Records
#####
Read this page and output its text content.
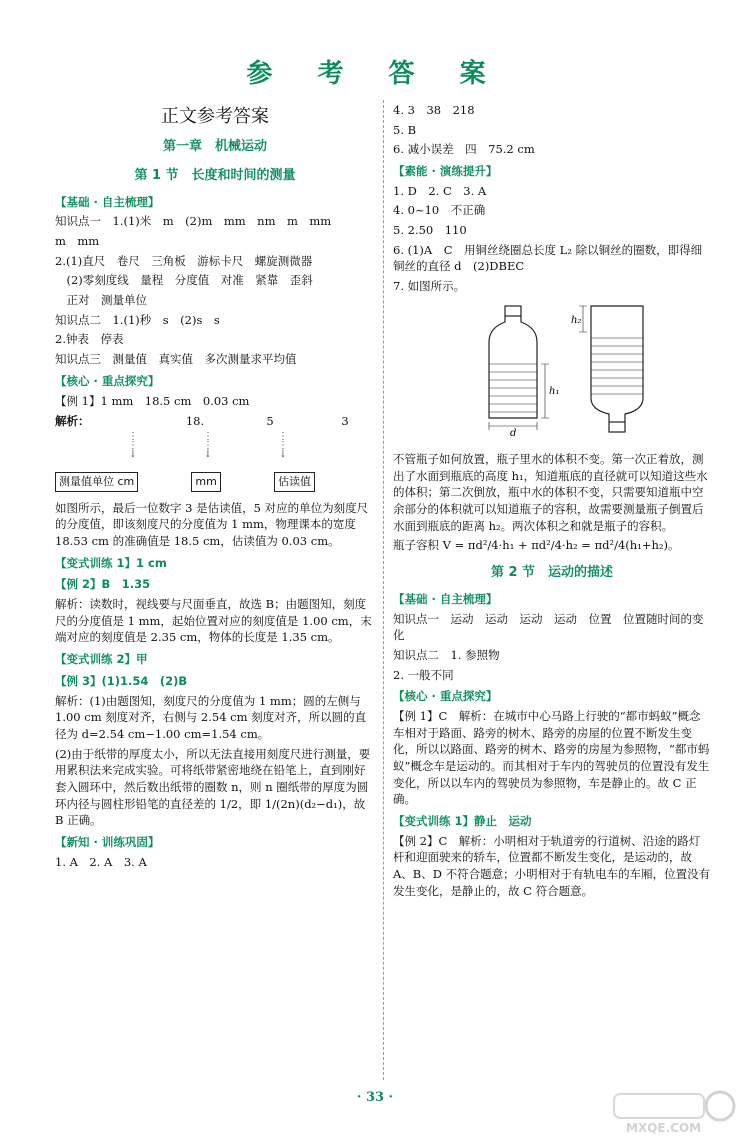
参 考 答 案
正文参考答案
第一章　机械运动
第 1 节　长度和时间的测量
【基础 · 自主梳理】
知识点一　1.(1)米　m　(2)m　mm　nm　m　mm
m　mm
2.(1)直尺　卷尺　三角板　游标卡尺　螺旋测微器
　(2)零刻度线　量程　分度值　对准　紧靠　歪斜
　正对　测量单位
知识点二　1.(1)秒　s　(2)s　s
2.钟表　停表
知识点三　测量值　真实值　多次测量求平均值
【核心 · 重点探究】
【例 1】1 mm　18.5 cm　0.03 cm
解析：	18.	5	3
⋮
⋮
↓
⋮
⋮
↓
⋮
⋮
↓
测量值单位 cm	mm	估读值
如图所示，最后一位数字 3 是估读值，5 对应的单位为刻度尺的分度值，即该刻度尺的分度值为 1 mm，物理课本的宽度 18.53 cm 的准确值是 18.5 cm，估读值为 0.03 cm。
【变式训练 1】1 cm
【例 2】B　1.35
解析：读数时，视线要与尺面垂直，故选 B；由题图知，刻度尺的分度值是 1 mm，起始位置对应的刻度值是 1.00 cm，末端对应的刻度值是 2.35 cm，物体的长度是 1.35 cm。
【变式训练 2】甲
【例 3】(1)1.54　(2)B
解析：(1)由题图知，刻度尺的分度值为 1 mm；圆的左侧与 1.00 cm 刻度对齐，右侧与 2.54 cm 刻度对齐，所以圆的直径为 d=2.54 cm−1.00 cm=1.54 cm。
(2)由于纸带的厚度太小，所以无法直接用刻度尺进行测量，要用累积法来完成实验。可将纸带紧密地绕在铅笔上，直到刚好套入圆环中，然后数出纸带的圈数 n，则 n 圈纸带的厚度为圆环内径与圆柱形铅笔的直径差的 1/2，即 1/(2n)(d₂−d₁)，故 B 正确。
【新知 · 训练巩固】
1. A　2. A　3. A
4. 3　38　218
5. B
6. 减小误差　四　75.2 cm
【素能 · 演练提升】
1. D　2. C　3. A
4. 0~10　不正确
5. 2.50　110
6. (1)A　C　用铜丝绕圈总长度 L₂ 除以铜丝的圈数，即得细铜丝的直径 d　(2)DBEC
7. 如图所示。
h₁
h₂
d
不管瓶子如何放置，瓶子里水的体积不变。第一次正着放，测出了水面到瓶底的高度 h₁，知道瓶底的直径就可以知道这些水的体积；第二次倒放，瓶中水的体积不变，只需要知道瓶中空余部分的体积就可以知道瓶子的容积，故需要测量瓶子倒置后水面到瓶底的距离 h₂。两次体积之和就是瓶子的容积。
瓶子容积 V = πd²/4·h₁ + πd²/4·h₂ = πd²/4(h₁+h₂)。
第 2 节　运动的描述
【基础 · 自主梳理】
知识点一　运动　运动　运动　运动　位置　位置随时间的变化
知识点二　1. 参照物
2. 一般不同
【核心 · 重点探究】
【例 1】C　解析：在城市中心马路上行驶的“都市蚂蚁”概念车相对于路面、路旁的树木、路旁的房屋的位置不断发生变化，所以以路面、路旁的树木、路旁的房屋为参照物，“都市蚂蚁”概念车是运动的。而其相对于车内的驾驶员的位置没有发生变化，所以以车内的驾驶员为参照物，车是静止的。故 C 正确。
【变式训练 1】静止　运动
【例 2】C　解析：小明相对于轨道旁的行道树、沿途的路灯杆和迎面驶来的轿车，位置都不断发生变化，是运动的，故 A、B、D 不符合题意；小明相对于有轨电车的车厢，位置没有发生变化，是静止的，故 C 符合题意。
· 33 ·
MXQE.COM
#####
Instructions to follow | Search the data above for the string "由题图知" and copy each line that has it.

Exercise answer |
解析：读数时，视线要与尺面垂直，故选 B；由题图知，刻度尺的分度值是 1 mm，起始位置对应的刻度值是 1.00 cm，末端对应的刻度值是 2.35 cm，物体的长度是 1.35 cm。
解析：(1)由题图知，刻度尺的分度值为 1 mm；圆的左侧与 1.00 cm 刻度对齐，右侧与 2.54 cm 刻度对齐，所以圆的直径为 d=2.54 cm−1.00 cm=1.54 cm。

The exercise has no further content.